● **EXERCISE AIM**: Quote each line of the material verbatim, without the pictures.

● **EXERCISE MATERIALS**:

* * * * *

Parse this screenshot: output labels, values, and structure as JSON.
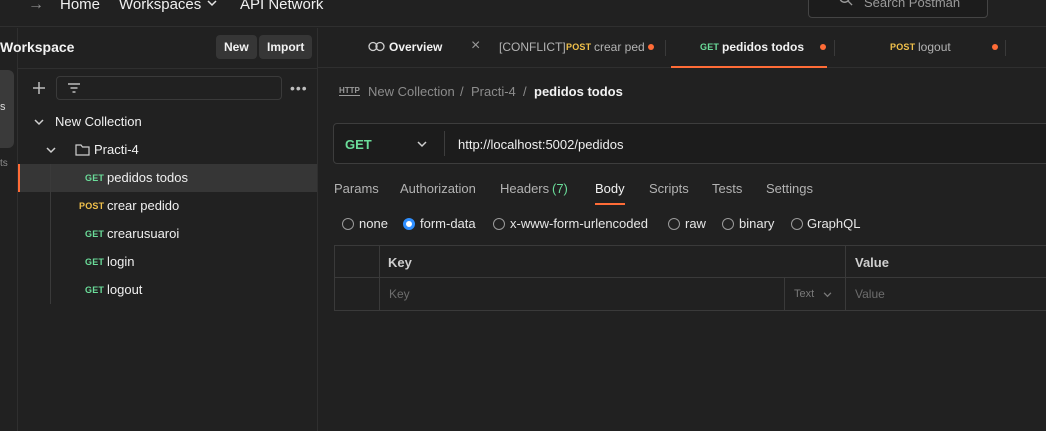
{
  "topnav": {
    "forward_arrow": "→",
    "home": "Home",
    "workspaces": "Workspaces",
    "api_network": "API Network",
    "search_placeholder": "Search Postman"
  },
  "rail": {
    "item_partial": "s",
    "item2_partial": "ts"
  },
  "sidebar": {
    "workspace_title": "Workspace",
    "new_label": "New",
    "import_label": "Import",
    "more_label": "•••",
    "tree": {
      "collection": "New Collection",
      "folder": "Practi-4",
      "requests": [
        {
          "method": "GET",
          "name": "pedidos todos"
        },
        {
          "method": "POST",
          "name": "crear pedido"
        },
        {
          "method": "GET",
          "name": "crearusuaroi"
        },
        {
          "method": "GET",
          "name": "login"
        },
        {
          "method": "GET",
          "name": "logout"
        }
      ]
    }
  },
  "tabs": [
    {
      "label": "Overview"
    },
    {
      "prefix": "[CONFLICT]",
      "method": "POST",
      "label": "crear ped"
    },
    {
      "method": "GET",
      "label": "pedidos todos"
    },
    {
      "method": "POST",
      "label": "logout"
    }
  ],
  "tab_close": "×",
  "breadcrumb": {
    "badge": "HTTP",
    "collection": "New Collection",
    "sep": "/",
    "folder": "Practi-4",
    "request": "pedidos todos"
  },
  "request": {
    "method": "GET",
    "url": "http://localhost:5002/pedidos"
  },
  "request_tabs": {
    "params": "Params",
    "authorization": "Authorization",
    "headers": "Headers",
    "headers_count": "(7)",
    "body": "Body",
    "scripts": "Scripts",
    "tests": "Tests",
    "settings": "Settings"
  },
  "body_types": {
    "none": "none",
    "form_data": "form-data",
    "urlencoded": "x-www-form-urlencoded",
    "raw": "raw",
    "binary": "binary",
    "graphql": "GraphQL",
    "selected": "form-data"
  },
  "table": {
    "key_header": "Key",
    "value_header": "Value",
    "key_placeholder": "Key",
    "type": "Text",
    "value_placeholder": "Value"
  },
  "colors": {
    "accent": "#ff6c37",
    "get": "#6bdd9a",
    "post": "#f1c14b",
    "radio_on": "#2f8fff"
  }
}
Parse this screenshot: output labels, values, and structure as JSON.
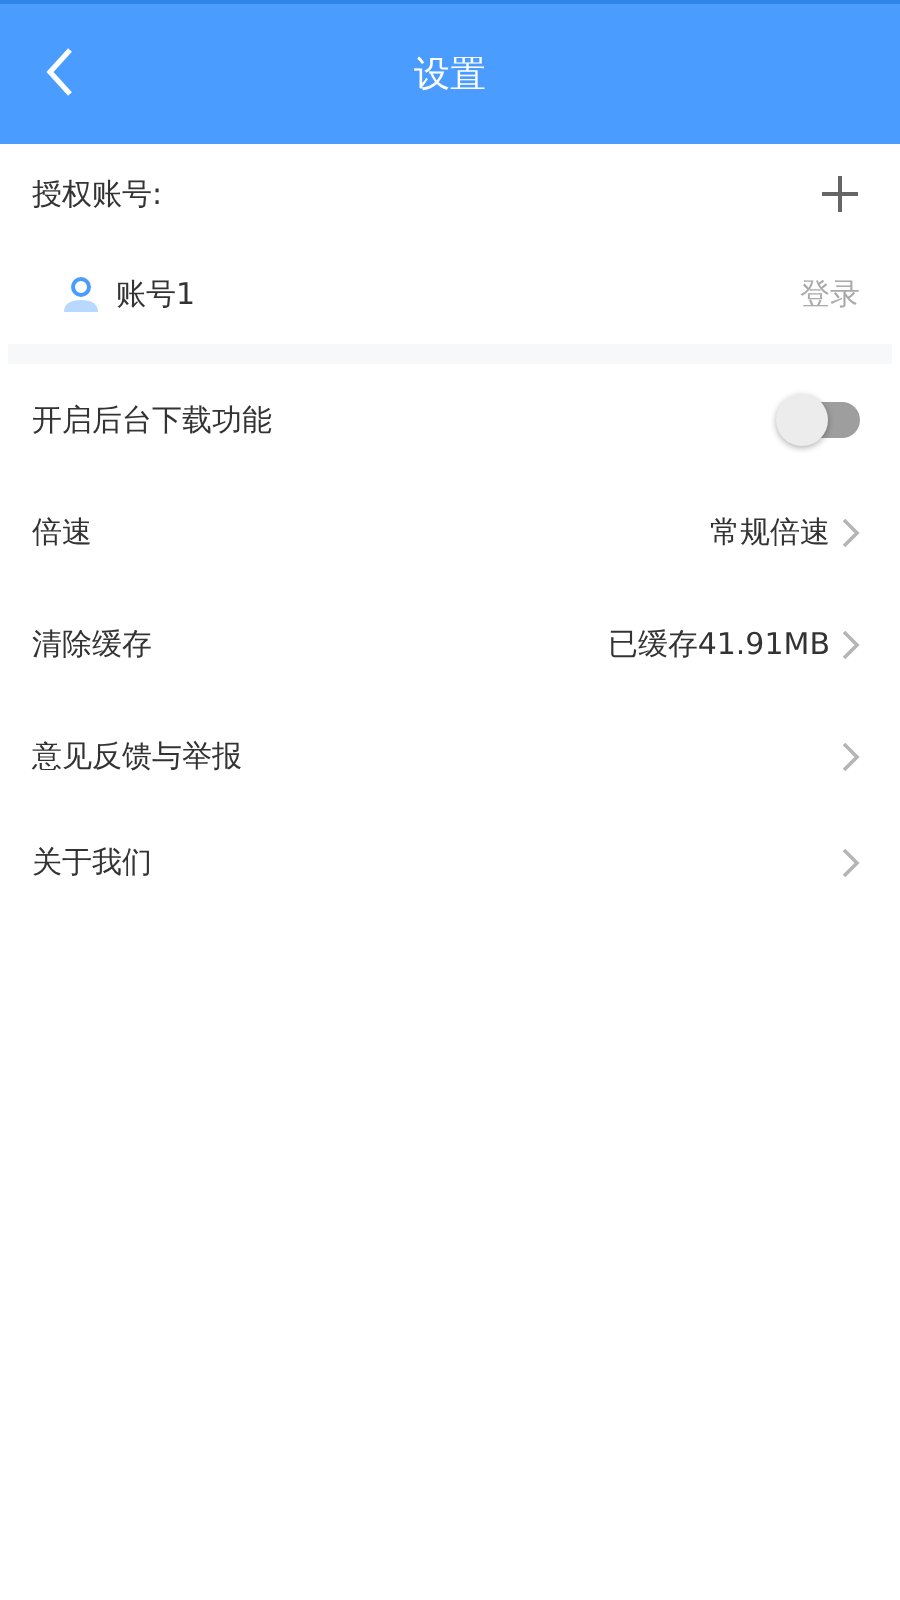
{
  "header": {
    "title": "设置"
  },
  "accounts": {
    "label": "授权账号:",
    "items": [
      {
        "name": "账号1",
        "action": "登录"
      }
    ]
  },
  "settings": [
    {
      "kind": "toggle",
      "label": "开启后台下载功能",
      "on": false
    },
    {
      "kind": "link",
      "label": "倍速",
      "value": "常规倍速"
    },
    {
      "kind": "link",
      "label": "清除缓存",
      "value": "已缓存41.91MB"
    },
    {
      "kind": "link",
      "label": "意见反馈与举报"
    },
    {
      "kind": "link",
      "label": "关于我们"
    }
  ]
}
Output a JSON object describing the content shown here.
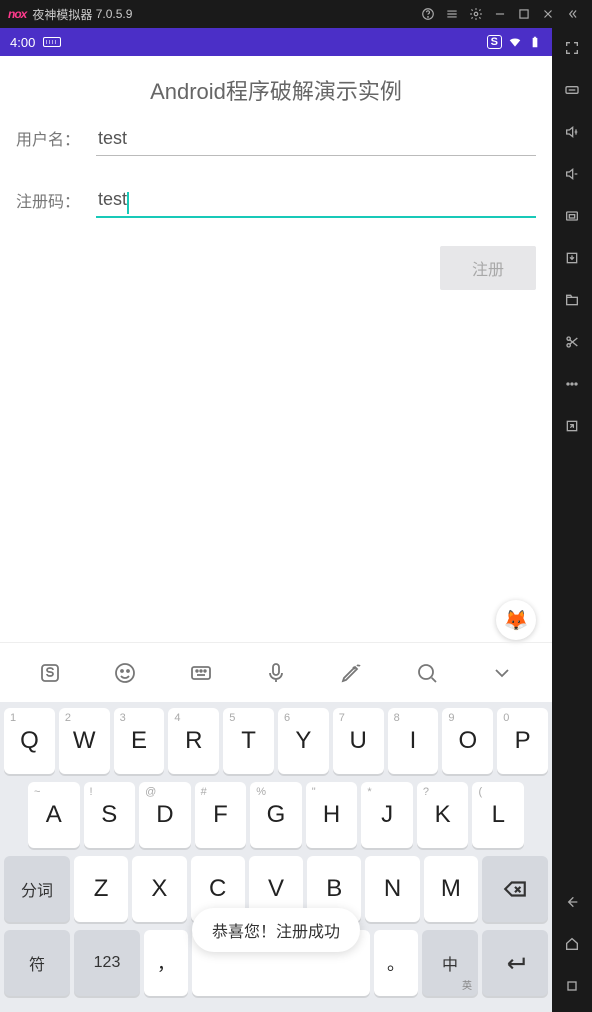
{
  "emulator": {
    "brand": "nox",
    "name": "夜神模拟器",
    "version": "7.0.5.9"
  },
  "status": {
    "time": "4:00"
  },
  "app": {
    "title": "Android程序破解演示实例",
    "username_label": "用户名：",
    "username_value": "test",
    "regcode_label": "注册码：",
    "regcode_value": "test",
    "register_btn": "注册"
  },
  "toast": "恭喜您！注册成功",
  "keyboard": {
    "row1": [
      {
        "sup": "1",
        "main": "Q"
      },
      {
        "sup": "2",
        "main": "W"
      },
      {
        "sup": "3",
        "main": "E"
      },
      {
        "sup": "4",
        "main": "R"
      },
      {
        "sup": "5",
        "main": "T"
      },
      {
        "sup": "6",
        "main": "Y"
      },
      {
        "sup": "7",
        "main": "U"
      },
      {
        "sup": "8",
        "main": "I"
      },
      {
        "sup": "9",
        "main": "O"
      },
      {
        "sup": "0",
        "main": "P"
      }
    ],
    "row2": [
      {
        "sup": "~",
        "main": "A"
      },
      {
        "sup": "!",
        "main": "S"
      },
      {
        "sup": "@",
        "main": "D"
      },
      {
        "sup": "#",
        "main": "F"
      },
      {
        "sup": "%",
        "main": "G"
      },
      {
        "sup": "\"",
        "main": "H"
      },
      {
        "sup": "*",
        "main": "J"
      },
      {
        "sup": "?",
        "main": "K"
      },
      {
        "sup": "(",
        "main": "L"
      }
    ],
    "row3": [
      {
        "main": "Z"
      },
      {
        "main": "X"
      },
      {
        "main": "C"
      },
      {
        "main": "V"
      },
      {
        "main": "B"
      },
      {
        "main": "N"
      },
      {
        "main": "M"
      }
    ],
    "fn": {
      "fenci": "分词",
      "symbol": "符",
      "num": "123",
      "comma": "，",
      "lang_main": "中",
      "lang_sub": "英",
      "period": "。"
    }
  }
}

* * * * *

● **TASK RESPONSE**:
Parse this screenshot: output labels, values, and structure as JSON.
{
  "topnav": {
    "forward_arrow": "→",
    "home": "Home",
    "workspaces": "Workspaces",
    "api_network": "API Network",
    "search_placeholder": "Search Postman"
  },
  "rail": {
    "item_partial": "s",
    "item2_partial": "ts"
  },
  "sidebar": {
    "workspace_title": "Workspace",
    "new_label": "New",
    "import_label": "Import",
    "more_label": "•••",
    "tree": {
      "collection": "New Collection",
      "folder": "Practi-4",
      "requests": [
        {
          "method": "GET",
          "name": "pedidos todos"
        },
        {
          "method": "POST",
          "name": "crear pedido"
        },
        {
          "method": "GET",
          "name": "crearusuaroi"
        },
        {
          "method": "GET",
          "name": "login"
        },
        {
          "method": "GET",
          "name": "logout"
        }
      ]
    }
  },
  "tabs": [
    {
      "label": "Overview"
    },
    {
      "prefix": "[CONFLICT]",
      "method": "POST",
      "label": "crear ped"
    },
    {
      "method": "GET",
      "label": "pedidos todos"
    },
    {
      "method": "POST",
      "label": "logout"
    }
  ],
  "tab_close": "×",
  "breadcrumb": {
    "badge": "HTTP",
    "collection": "New Collection",
    "sep": "/",
    "folder": "Practi-4",
    "request": "pedidos todos"
  },
  "request": {
    "method": "GET",
    "url": "http://localhost:5002/pedidos"
  },
  "request_tabs": {
    "params": "Params",
    "authorization": "Authorization",
    "headers": "Headers",
    "headers_count": "(7)",
    "body": "Body",
    "scripts": "Scripts",
    "tests": "Tests",
    "settings": "Settings"
  },
  "body_types": {
    "none": "none",
    "form_data": "form-data",
    "urlencoded": "x-www-form-urlencoded",
    "raw": "raw",
    "binary": "binary",
    "graphql": "GraphQL",
    "selected": "form-data"
  },
  "table": {
    "key_header": "Key",
    "value_header": "Value",
    "key_placeholder": "Key",
    "type": "Text",
    "value_placeholder": "Value"
  },
  "colors": {
    "accent": "#ff6c37",
    "get": "#6bdd9a",
    "post": "#f1c14b",
    "radio_on": "#2f8fff"
  }
}
Parse this screenshot: output labels, values, and structure as JSON.
{
  "header": {
    "title": "设置"
  },
  "accounts": {
    "label": "授权账号:",
    "items": [
      {
        "name": "账号1",
        "action": "登录"
      }
    ]
  },
  "settings": [
    {
      "kind": "toggle",
      "label": "开启后台下载功能",
      "on": false
    },
    {
      "kind": "link",
      "label": "倍速",
      "value": "常规倍速"
    },
    {
      "kind": "link",
      "label": "清除缓存",
      "value": "已缓存41.91MB"
    },
    {
      "kind": "link",
      "label": "意见反馈与举报"
    },
    {
      "kind": "link",
      "label": "关于我们"
    }
  ]
}
Output a JSON object describing the content shown here.
{
  "emulator": {
    "brand": "nox",
    "name": "夜神模拟器",
    "version": "7.0.5.9"
  },
  "status": {
    "time": "4:00"
  },
  "app": {
    "title": "Android程序破解演示实例",
    "username_label": "用户名：",
    "username_value": "test",
    "regcode_label": "注册码：",
    "regcode_value": "test",
    "register_btn": "注册"
  },
  "toast": "恭喜您！注册成功",
  "keyboard": {
    "row1": [
      {
        "sup": "1",
        "main": "Q"
      },
      {
        "sup": "2",
        "main": "W"
      },
      {
        "sup": "3",
        "main": "E"
      },
      {
        "sup": "4",
        "main": "R"
      },
      {
        "sup": "5",
        "main": "T"
      },
      {
        "sup": "6",
        "main": "Y"
      },
      {
        "sup": "7",
        "main": "U"
      },
      {
        "sup": "8",
        "main": "I"
      },
      {
        "sup": "9",
        "main": "O"
      },
      {
        "sup": "0",
        "main": "P"
      }
    ],
    "row2": [
      {
        "sup": "~",
        "main": "A"
      },
      {
        "sup": "!",
        "main": "S"
      },
      {
        "sup": "@",
        "main": "D"
      },
      {
        "sup": "#",
        "main": "F"
      },
      {
        "sup": "%",
        "main": "G"
      },
      {
        "sup": "\"",
        "main": "H"
      },
      {
        "sup": "*",
        "main": "J"
      },
      {
        "sup": "?",
        "main": "K"
      },
      {
        "sup": "(",
        "main": "L"
      }
    ],
    "row3": [
      {
        "main": "Z"
      },
      {
        "main": "X"
      },
      {
        "main": "C"
      },
      {
        "main": "V"
      },
      {
        "main": "B"
      },
      {
        "main": "N"
      },
      {
        "main": "M"
      }
    ],
    "fn": {
      "fenci": "分词",
      "symbol": "符",
      "num": "123",
      "comma": "，",
      "lang_main": "中",
      "lang_sub": "英",
      "period": "。"
    }
  }
}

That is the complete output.